The expected response is the full set of records, unchanged.
▬▬▬▬▬▬▬▬▬▬
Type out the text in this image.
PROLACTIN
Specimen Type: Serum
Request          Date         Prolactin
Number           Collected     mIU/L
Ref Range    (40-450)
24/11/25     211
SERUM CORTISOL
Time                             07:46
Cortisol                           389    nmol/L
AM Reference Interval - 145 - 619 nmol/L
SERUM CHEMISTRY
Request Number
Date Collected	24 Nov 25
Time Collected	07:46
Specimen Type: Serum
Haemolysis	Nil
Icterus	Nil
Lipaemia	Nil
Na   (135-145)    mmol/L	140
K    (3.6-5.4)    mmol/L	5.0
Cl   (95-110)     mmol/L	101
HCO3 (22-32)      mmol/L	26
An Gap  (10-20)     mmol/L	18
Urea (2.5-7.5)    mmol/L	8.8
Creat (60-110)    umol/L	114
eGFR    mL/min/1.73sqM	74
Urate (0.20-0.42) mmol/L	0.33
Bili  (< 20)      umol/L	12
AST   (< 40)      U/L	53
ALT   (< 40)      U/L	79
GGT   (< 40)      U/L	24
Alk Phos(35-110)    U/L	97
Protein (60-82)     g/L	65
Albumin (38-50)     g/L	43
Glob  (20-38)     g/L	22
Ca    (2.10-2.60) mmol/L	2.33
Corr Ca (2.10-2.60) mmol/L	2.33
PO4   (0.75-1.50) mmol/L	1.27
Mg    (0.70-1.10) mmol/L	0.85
▬▬▬▬▬▬▬▬▬▬
RESPONSE TO THE TASK –
Type out the text in this image.
PROLACTIN
Specimen Type: Serum
Request          Date         Prolactin
Number           Collected     mIU/L
Ref Range    (40-450)
24/11/25     211
SERUM CORTISOL
Time                             07:46
Cortisol                           389    nmol/L
AM Reference Interval - 145 - 619 nmol/L
SERUM CHEMISTRY
Request Number
Date Collected	24 Nov 25
Time Collected	07:46
Specimen Type: Serum
Haemolysis	Nil
Icterus	Nil
Lipaemia	Nil
Na   (135-145)    mmol/L	140
K    (3.6-5.4)    mmol/L	5.0
Cl   (95-110)     mmol/L	101
HCO3 (22-32)      mmol/L	26
An Gap  (10-20)     mmol/L	18
Urea (2.5-7.5)    mmol/L	8.8
Creat (60-110)    umol/L	114
eGFR    mL/min/1.73sqM	74
Urate (0.20-0.42) mmol/L	0.33
Bili  (< 20)      umol/L	12
AST   (< 40)      U/L	53
ALT   (< 40)      U/L	79
GGT   (< 40)      U/L	24
Alk Phos(35-110)    U/L	97
Protein (60-82)     g/L	65
Albumin (38-50)     g/L	43
Glob  (20-38)     g/L	22
Ca    (2.10-2.60) mmol/L	2.33
Corr Ca (2.10-2.60) mmol/L	2.33
PO4   (0.75-1.50) mmol/L	1.27
Mg    (0.70-1.10) mmol/L	0.85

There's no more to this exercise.